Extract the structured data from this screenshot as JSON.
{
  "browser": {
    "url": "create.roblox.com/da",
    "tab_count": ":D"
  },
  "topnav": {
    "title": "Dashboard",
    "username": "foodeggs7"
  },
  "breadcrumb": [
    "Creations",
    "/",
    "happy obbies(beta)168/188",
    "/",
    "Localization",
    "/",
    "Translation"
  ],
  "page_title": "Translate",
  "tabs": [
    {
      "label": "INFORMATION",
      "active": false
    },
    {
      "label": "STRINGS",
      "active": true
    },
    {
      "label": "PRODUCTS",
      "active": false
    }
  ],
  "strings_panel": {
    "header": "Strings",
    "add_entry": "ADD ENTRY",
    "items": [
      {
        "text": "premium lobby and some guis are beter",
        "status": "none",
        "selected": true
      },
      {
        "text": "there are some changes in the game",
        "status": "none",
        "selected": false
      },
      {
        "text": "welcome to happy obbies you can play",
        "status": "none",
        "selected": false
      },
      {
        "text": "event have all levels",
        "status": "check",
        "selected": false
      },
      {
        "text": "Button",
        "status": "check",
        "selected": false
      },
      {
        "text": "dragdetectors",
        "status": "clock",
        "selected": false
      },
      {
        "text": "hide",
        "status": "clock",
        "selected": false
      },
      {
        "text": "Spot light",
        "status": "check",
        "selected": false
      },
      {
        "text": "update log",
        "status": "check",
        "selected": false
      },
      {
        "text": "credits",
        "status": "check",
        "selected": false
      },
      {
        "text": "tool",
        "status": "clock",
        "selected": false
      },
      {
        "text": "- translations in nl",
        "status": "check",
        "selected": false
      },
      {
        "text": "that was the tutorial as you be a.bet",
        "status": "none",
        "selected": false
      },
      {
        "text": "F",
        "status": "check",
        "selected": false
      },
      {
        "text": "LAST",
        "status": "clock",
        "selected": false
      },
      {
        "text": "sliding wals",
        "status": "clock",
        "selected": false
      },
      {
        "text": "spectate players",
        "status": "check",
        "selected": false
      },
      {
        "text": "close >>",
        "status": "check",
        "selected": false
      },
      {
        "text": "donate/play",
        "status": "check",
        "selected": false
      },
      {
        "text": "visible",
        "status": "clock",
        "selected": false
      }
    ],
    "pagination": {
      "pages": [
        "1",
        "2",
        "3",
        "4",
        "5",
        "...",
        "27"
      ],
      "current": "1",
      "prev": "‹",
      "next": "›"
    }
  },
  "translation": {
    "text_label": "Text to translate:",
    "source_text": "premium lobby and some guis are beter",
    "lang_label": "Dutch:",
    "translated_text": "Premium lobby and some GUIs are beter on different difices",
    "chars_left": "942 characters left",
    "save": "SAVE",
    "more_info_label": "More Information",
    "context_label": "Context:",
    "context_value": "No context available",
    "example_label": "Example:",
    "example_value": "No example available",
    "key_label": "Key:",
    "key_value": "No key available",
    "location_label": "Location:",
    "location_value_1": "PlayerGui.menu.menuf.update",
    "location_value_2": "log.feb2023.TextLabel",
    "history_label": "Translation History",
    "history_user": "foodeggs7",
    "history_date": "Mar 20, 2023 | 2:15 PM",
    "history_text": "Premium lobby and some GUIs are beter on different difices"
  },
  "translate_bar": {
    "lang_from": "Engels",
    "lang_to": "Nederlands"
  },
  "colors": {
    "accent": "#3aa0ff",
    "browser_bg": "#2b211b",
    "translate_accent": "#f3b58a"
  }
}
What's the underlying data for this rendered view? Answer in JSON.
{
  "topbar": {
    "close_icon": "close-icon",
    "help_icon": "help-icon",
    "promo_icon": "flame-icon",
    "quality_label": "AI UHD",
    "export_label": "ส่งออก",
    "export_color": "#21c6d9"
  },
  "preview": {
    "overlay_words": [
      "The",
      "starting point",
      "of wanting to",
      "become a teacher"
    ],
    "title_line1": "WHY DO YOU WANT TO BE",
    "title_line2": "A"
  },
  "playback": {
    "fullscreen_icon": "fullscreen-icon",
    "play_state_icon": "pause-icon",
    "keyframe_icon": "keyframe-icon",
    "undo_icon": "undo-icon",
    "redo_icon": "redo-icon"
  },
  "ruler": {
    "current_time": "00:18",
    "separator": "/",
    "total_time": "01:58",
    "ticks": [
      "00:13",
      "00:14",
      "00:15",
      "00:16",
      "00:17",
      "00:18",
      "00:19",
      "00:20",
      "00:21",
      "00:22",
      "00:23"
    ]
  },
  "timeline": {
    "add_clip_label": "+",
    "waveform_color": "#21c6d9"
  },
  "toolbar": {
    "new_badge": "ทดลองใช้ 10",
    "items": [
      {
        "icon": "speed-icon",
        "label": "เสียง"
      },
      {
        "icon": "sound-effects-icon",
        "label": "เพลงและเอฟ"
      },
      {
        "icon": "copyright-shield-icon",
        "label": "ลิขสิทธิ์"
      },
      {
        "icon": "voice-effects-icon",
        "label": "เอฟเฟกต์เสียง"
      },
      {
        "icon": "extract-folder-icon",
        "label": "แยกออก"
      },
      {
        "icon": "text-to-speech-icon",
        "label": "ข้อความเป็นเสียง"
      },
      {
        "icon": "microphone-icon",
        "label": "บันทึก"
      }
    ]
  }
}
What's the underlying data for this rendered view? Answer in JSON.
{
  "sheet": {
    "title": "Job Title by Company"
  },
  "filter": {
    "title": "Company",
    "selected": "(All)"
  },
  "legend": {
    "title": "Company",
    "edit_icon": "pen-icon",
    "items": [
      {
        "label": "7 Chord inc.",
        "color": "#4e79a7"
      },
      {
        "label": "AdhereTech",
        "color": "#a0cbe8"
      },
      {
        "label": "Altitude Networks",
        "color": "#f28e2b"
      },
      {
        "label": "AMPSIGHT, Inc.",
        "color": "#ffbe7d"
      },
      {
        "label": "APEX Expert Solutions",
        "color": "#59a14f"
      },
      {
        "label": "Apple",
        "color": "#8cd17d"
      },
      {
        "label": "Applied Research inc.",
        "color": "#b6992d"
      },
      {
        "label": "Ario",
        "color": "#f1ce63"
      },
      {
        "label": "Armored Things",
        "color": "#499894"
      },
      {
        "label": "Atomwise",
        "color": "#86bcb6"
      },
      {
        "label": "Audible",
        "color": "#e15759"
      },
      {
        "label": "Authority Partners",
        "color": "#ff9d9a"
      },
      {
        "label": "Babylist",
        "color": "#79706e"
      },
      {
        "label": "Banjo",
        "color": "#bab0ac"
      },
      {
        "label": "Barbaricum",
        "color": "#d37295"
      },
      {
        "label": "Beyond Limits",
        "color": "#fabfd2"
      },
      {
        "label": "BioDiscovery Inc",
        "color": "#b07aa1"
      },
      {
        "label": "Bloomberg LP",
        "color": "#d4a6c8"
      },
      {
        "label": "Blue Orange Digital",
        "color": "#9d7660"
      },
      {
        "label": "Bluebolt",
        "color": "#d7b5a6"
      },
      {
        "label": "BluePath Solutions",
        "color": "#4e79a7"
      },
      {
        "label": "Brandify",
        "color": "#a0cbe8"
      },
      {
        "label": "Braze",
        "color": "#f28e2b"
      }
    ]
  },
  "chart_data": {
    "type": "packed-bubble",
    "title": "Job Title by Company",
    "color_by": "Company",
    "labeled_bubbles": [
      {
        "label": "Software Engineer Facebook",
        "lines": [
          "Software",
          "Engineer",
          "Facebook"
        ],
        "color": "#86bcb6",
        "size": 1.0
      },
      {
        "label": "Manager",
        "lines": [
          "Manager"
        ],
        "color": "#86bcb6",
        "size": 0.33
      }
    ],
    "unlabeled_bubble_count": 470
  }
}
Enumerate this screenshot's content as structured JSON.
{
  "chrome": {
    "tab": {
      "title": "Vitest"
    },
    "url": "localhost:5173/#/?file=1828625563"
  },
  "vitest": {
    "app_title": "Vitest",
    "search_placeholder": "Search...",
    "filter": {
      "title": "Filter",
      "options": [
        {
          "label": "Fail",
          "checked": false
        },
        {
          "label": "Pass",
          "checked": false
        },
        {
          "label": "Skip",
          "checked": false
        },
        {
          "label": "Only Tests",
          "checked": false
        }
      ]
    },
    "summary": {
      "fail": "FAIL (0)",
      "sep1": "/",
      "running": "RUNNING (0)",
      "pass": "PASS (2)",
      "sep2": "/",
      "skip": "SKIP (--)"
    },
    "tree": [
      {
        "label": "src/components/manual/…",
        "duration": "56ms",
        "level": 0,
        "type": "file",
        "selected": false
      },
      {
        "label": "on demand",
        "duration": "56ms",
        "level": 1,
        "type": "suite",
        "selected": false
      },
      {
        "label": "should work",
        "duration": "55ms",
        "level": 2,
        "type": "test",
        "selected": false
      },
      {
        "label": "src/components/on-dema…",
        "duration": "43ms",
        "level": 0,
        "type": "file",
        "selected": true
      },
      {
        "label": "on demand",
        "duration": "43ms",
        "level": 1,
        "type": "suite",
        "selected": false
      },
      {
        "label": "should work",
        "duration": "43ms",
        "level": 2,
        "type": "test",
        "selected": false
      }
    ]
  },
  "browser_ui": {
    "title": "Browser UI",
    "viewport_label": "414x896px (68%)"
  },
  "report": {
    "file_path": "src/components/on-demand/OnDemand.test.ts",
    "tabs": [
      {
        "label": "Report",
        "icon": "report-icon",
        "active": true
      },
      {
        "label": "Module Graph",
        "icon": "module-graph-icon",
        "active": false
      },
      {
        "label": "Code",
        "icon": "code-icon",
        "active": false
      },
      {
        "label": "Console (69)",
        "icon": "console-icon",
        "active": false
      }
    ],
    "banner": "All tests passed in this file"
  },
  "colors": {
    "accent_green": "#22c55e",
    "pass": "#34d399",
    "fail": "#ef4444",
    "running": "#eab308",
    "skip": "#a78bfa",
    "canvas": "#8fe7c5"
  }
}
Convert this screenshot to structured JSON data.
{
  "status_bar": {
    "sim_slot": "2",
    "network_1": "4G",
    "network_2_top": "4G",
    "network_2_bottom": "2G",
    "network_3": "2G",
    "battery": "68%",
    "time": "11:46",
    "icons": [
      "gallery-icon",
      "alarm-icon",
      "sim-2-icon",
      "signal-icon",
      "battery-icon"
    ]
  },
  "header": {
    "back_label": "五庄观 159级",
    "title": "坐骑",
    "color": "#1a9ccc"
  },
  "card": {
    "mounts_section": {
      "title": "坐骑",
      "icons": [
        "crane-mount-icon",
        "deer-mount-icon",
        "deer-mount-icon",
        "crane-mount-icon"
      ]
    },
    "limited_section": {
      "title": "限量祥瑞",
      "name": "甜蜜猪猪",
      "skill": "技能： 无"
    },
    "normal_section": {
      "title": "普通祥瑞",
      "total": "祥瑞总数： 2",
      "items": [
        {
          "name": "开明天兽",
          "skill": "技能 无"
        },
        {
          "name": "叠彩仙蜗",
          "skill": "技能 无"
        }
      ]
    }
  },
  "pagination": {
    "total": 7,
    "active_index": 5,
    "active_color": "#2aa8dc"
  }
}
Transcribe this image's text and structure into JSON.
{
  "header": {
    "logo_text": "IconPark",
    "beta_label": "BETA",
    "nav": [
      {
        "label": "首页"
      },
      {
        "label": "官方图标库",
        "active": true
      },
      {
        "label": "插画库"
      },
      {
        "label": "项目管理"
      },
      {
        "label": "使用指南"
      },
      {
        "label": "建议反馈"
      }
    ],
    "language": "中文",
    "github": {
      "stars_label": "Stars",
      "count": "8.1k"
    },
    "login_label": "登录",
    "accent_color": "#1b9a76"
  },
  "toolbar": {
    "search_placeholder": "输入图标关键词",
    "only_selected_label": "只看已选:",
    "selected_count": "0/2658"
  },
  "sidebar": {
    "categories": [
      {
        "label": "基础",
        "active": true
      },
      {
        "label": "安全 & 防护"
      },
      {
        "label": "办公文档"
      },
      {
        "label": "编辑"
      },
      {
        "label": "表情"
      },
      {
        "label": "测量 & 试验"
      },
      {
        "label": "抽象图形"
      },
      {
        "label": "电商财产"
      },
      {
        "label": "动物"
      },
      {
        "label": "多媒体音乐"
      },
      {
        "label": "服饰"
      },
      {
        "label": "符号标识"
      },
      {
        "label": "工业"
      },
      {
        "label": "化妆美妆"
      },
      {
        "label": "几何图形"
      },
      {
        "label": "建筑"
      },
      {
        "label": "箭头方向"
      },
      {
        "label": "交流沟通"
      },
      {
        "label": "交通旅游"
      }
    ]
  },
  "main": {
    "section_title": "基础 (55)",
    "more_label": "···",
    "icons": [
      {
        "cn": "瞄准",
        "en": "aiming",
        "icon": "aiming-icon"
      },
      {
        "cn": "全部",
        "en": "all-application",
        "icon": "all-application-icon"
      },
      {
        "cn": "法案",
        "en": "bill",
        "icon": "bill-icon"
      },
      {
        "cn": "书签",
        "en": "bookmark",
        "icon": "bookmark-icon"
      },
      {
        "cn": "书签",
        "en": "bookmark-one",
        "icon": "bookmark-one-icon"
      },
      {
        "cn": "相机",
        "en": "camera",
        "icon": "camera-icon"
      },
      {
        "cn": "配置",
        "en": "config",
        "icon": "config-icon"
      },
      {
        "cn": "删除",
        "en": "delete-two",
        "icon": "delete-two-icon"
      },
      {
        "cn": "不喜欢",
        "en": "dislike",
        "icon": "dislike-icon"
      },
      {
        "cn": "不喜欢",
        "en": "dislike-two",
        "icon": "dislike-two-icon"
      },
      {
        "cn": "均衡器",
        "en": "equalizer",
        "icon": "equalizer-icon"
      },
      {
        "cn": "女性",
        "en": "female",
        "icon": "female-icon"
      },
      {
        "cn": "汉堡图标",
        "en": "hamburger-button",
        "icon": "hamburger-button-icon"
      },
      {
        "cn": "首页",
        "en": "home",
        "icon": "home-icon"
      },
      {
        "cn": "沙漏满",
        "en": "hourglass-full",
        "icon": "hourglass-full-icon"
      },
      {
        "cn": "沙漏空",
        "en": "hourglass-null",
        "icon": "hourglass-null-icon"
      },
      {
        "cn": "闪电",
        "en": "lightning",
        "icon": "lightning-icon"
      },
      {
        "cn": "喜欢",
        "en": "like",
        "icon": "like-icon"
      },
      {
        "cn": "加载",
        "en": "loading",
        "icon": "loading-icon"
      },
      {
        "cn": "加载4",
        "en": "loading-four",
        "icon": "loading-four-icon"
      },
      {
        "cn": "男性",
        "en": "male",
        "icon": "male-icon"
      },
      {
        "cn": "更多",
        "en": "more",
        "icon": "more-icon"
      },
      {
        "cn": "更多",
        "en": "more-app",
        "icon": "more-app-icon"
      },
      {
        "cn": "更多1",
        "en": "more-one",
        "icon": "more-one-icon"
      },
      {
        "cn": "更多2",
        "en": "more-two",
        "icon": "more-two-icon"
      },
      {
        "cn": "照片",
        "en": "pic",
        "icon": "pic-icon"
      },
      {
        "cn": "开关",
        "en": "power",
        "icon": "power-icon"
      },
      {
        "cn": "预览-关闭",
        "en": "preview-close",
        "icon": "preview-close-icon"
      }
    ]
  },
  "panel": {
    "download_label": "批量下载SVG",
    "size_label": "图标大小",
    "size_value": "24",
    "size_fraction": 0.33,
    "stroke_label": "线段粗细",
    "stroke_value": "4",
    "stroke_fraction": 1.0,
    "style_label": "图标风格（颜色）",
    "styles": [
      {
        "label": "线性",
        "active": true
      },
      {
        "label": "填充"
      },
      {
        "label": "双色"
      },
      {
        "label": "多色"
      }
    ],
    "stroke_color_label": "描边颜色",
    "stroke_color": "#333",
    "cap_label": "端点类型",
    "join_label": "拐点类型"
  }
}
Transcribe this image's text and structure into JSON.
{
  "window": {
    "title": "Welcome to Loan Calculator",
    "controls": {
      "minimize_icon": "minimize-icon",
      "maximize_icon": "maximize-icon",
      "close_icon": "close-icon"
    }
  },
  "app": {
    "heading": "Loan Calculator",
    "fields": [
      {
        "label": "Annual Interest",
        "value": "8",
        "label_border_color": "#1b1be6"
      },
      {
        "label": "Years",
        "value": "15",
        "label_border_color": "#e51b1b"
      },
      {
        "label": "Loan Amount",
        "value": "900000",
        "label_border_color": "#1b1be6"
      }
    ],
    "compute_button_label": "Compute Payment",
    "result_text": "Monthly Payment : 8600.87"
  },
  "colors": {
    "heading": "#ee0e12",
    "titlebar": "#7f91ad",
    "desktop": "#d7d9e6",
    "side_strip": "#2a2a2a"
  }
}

#####

YOUR GOAL —
Give every line of the material that includes the string "null".

SOLUTION FOR THIS EXERCISE —
        "en": "hourglass-null",
        "icon": "hourglass-null-icon"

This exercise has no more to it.